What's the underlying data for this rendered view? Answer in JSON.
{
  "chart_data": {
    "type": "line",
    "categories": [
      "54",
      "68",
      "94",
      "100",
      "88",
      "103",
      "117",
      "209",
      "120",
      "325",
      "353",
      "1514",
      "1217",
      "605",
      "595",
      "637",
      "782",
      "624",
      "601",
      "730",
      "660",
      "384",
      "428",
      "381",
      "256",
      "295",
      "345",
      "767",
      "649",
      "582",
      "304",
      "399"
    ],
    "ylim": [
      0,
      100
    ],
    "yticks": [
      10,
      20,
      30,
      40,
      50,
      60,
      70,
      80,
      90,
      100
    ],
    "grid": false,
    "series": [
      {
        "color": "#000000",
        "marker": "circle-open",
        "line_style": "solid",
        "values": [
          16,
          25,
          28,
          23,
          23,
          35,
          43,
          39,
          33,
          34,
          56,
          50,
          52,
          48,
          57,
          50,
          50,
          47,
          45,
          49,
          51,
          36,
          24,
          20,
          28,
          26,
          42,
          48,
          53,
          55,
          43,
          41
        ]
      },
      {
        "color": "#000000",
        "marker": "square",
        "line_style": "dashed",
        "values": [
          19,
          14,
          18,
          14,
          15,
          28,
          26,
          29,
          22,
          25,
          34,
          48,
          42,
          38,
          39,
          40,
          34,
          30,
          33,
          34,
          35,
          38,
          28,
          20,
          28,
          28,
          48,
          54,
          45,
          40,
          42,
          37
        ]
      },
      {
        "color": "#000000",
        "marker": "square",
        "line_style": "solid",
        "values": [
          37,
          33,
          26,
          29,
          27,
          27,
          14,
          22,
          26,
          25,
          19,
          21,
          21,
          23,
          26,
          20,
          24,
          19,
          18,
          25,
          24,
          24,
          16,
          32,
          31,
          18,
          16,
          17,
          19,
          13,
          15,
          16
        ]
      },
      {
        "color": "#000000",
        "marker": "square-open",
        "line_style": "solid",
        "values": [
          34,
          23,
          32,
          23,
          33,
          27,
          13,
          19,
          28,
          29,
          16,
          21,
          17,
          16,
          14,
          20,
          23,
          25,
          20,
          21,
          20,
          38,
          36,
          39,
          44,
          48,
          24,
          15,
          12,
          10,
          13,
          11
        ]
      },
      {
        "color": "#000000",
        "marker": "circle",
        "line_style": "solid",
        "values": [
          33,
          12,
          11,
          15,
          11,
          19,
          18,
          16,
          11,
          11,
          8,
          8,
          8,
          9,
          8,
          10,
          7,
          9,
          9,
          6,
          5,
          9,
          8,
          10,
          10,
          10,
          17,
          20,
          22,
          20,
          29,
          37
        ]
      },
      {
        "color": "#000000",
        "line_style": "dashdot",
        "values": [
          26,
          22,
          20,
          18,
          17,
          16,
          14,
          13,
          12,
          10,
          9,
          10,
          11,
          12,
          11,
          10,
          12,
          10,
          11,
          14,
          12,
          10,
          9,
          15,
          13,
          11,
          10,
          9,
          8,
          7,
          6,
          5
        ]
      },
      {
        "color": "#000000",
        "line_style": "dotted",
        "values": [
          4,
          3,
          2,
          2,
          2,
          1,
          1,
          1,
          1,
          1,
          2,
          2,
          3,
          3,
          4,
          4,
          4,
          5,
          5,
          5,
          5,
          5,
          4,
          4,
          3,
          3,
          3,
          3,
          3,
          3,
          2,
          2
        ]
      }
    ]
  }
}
=====
Your task:
Locate the word "marker" in the data above. Copy every line carrying it.

Solved exercise:
        "marker": "circle-open",
        "marker": "square",
        "marker": "square",
        "marker": "square-open",
        "marker": "circle",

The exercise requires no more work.